Write out all of the entries that follow, word for word, but skip the pictures.

--- BEGIN DATASET RECORDS ---

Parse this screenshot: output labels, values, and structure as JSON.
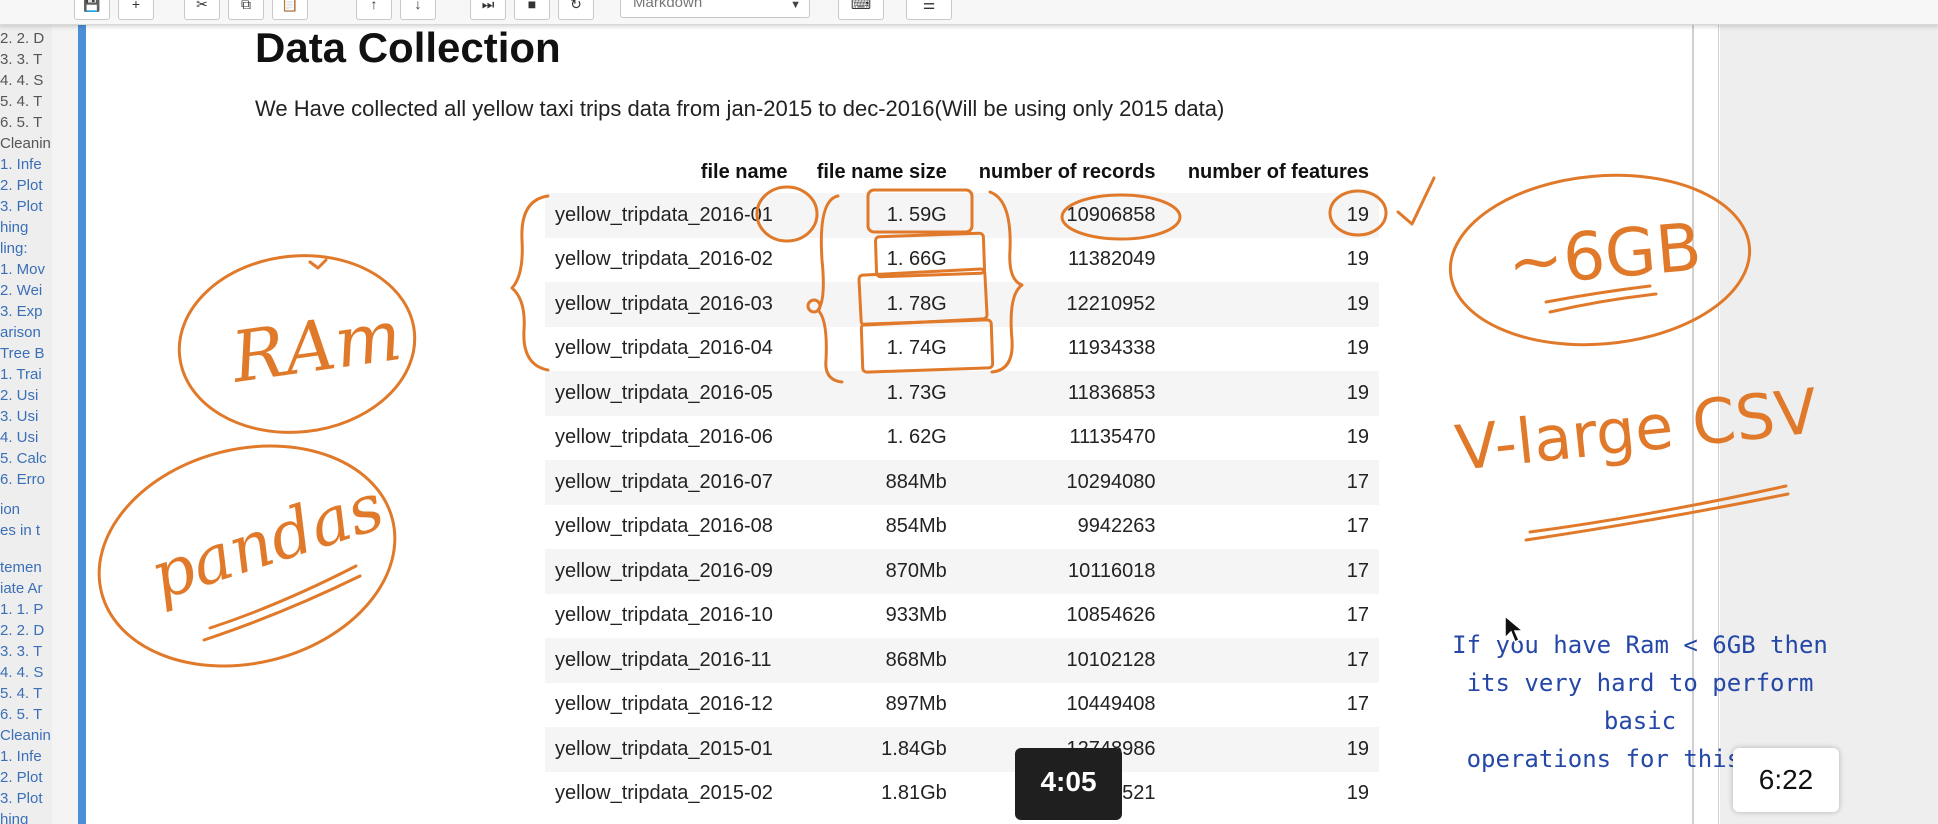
{
  "toolbar": {
    "buttons": [
      "💾",
      "+",
      "✂",
      "⧉",
      "📋",
      "↑",
      "↓",
      "⏭",
      "■",
      "↻"
    ],
    "cell_type": "Markdown",
    "extra_buttons": [
      "⌨",
      "☰"
    ]
  },
  "toc": {
    "items": [
      "2. 2. D",
      "3. 3. T",
      "4. 4. S",
      "5. 4. T",
      "6. 5. T",
      "Cleanin",
      "1. Infe",
      "2. Plot",
      "3. Plot",
      "hing",
      "ling:",
      "1. Mov",
      "2. Wei",
      "3. Exp",
      "arison",
      "Tree B",
      "1. Trai",
      "2. Usi",
      "3. Usi",
      "4. Usi",
      "5. Calc",
      "6. Erro",
      "ion",
      "es in t",
      "temen",
      "iate Ar",
      "1. 1. P",
      "2. 2. D",
      "3. 3. T",
      "4. 4. S",
      "5. 4. T",
      "6. 5. T",
      "Cleanin",
      "1. Infe",
      "2. Plot",
      "3. Plot",
      "hing"
    ]
  },
  "content": {
    "heading": "Data Collection",
    "paragraph": "We Have collected all yellow taxi trips data from jan-2015 to dec-2016(Will be using only 2015 data)"
  },
  "table": {
    "headers": [
      "file name",
      "file name size",
      "number of records",
      "number of features"
    ],
    "rows": [
      [
        "yellow_tripdata_2016-01",
        "1. 59G",
        "10906858",
        "19"
      ],
      [
        "yellow_tripdata_2016-02",
        "1. 66G",
        "11382049",
        "19"
      ],
      [
        "yellow_tripdata_2016-03",
        "1. 78G",
        "12210952",
        "19"
      ],
      [
        "yellow_tripdata_2016-04",
        "1. 74G",
        "11934338",
        "19"
      ],
      [
        "yellow_tripdata_2016-05",
        "1. 73G",
        "11836853",
        "19"
      ],
      [
        "yellow_tripdata_2016-06",
        "1. 62G",
        "11135470",
        "19"
      ],
      [
        "yellow_tripdata_2016-07",
        "884Mb",
        "10294080",
        "17"
      ],
      [
        "yellow_tripdata_2016-08",
        "854Mb",
        "9942263",
        "17"
      ],
      [
        "yellow_tripdata_2016-09",
        "870Mb",
        "10116018",
        "17"
      ],
      [
        "yellow_tripdata_2016-10",
        "933Mb",
        "10854626",
        "17"
      ],
      [
        "yellow_tripdata_2016-11",
        "868Mb",
        "10102128",
        "17"
      ],
      [
        "yellow_tripdata_2016-12",
        "897Mb",
        "10449408",
        "17"
      ],
      [
        "yellow_tripdata_2015-01",
        "1.84Gb",
        "12748986",
        "19"
      ],
      [
        "yellow_tripdata_2015-02",
        "1.81Gb",
        "12450521",
        "19"
      ]
    ]
  },
  "annotations": {
    "ram": "RAm",
    "pandas": "pandas",
    "six_gb": "~6GB",
    "vlarge": "V-large CSV",
    "checkmark": "✓",
    "note_lines": [
      "If you have Ram < 6GB then",
      "its very hard to perform basic",
      "operations for this data"
    ]
  },
  "video": {
    "current_time": "4:05",
    "duration": "6:22"
  },
  "colors": {
    "ink": "#e07a2a",
    "note": "#2447a8",
    "cell_bar": "#4a8fd8"
  }
}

--- END DATASET RECORDS ---

▸ **CORRECT OUTPUT**:
Parse this screenshot: output labels, values, and structure as JSON.
{
  "toolbar": {
    "buttons": [
      "💾",
      "+",
      "✂",
      "⧉",
      "📋",
      "↑",
      "↓",
      "⏭",
      "■",
      "↻"
    ],
    "cell_type": "Markdown",
    "extra_buttons": [
      "⌨",
      "☰"
    ]
  },
  "toc": {
    "items": [
      "2. 2. D",
      "3. 3. T",
      "4. 4. S",
      "5. 4. T",
      "6. 5. T",
      "Cleanin",
      "1. Infe",
      "2. Plot",
      "3. Plot",
      "hing",
      "ling:",
      "1. Mov",
      "2. Wei",
      "3. Exp",
      "arison",
      "Tree B",
      "1. Trai",
      "2. Usi",
      "3. Usi",
      "4. Usi",
      "5. Calc",
      "6. Erro",
      "ion",
      "es in t",
      "temen",
      "iate Ar",
      "1. 1. P",
      "2. 2. D",
      "3. 3. T",
      "4. 4. S",
      "5. 4. T",
      "6. 5. T",
      "Cleanin",
      "1. Infe",
      "2. Plot",
      "3. Plot",
      "hing"
    ]
  },
  "content": {
    "heading": "Data Collection",
    "paragraph": "We Have collected all yellow taxi trips data from jan-2015 to dec-2016(Will be using only 2015 data)"
  },
  "table": {
    "headers": [
      "file name",
      "file name size",
      "number of records",
      "number of features"
    ],
    "rows": [
      [
        "yellow_tripdata_2016-01",
        "1. 59G",
        "10906858",
        "19"
      ],
      [
        "yellow_tripdata_2016-02",
        "1. 66G",
        "11382049",
        "19"
      ],
      [
        "yellow_tripdata_2016-03",
        "1. 78G",
        "12210952",
        "19"
      ],
      [
        "yellow_tripdata_2016-04",
        "1. 74G",
        "11934338",
        "19"
      ],
      [
        "yellow_tripdata_2016-05",
        "1. 73G",
        "11836853",
        "19"
      ],
      [
        "yellow_tripdata_2016-06",
        "1. 62G",
        "11135470",
        "19"
      ],
      [
        "yellow_tripdata_2016-07",
        "884Mb",
        "10294080",
        "17"
      ],
      [
        "yellow_tripdata_2016-08",
        "854Mb",
        "9942263",
        "17"
      ],
      [
        "yellow_tripdata_2016-09",
        "870Mb",
        "10116018",
        "17"
      ],
      [
        "yellow_tripdata_2016-10",
        "933Mb",
        "10854626",
        "17"
      ],
      [
        "yellow_tripdata_2016-11",
        "868Mb",
        "10102128",
        "17"
      ],
      [
        "yellow_tripdata_2016-12",
        "897Mb",
        "10449408",
        "17"
      ],
      [
        "yellow_tripdata_2015-01",
        "1.84Gb",
        "12748986",
        "19"
      ],
      [
        "yellow_tripdata_2015-02",
        "1.81Gb",
        "12450521",
        "19"
      ]
    ]
  },
  "annotations": {
    "ram": "RAm",
    "pandas": "pandas",
    "six_gb": "~6GB",
    "vlarge": "V-large CSV",
    "checkmark": "✓",
    "note_lines": [
      "If you have Ram < 6GB then",
      "its very hard to perform basic",
      "operations for this data"
    ]
  },
  "video": {
    "current_time": "4:05",
    "duration": "6:22"
  },
  "colors": {
    "ink": "#e07a2a",
    "note": "#2447a8",
    "cell_bar": "#4a8fd8"
  }
}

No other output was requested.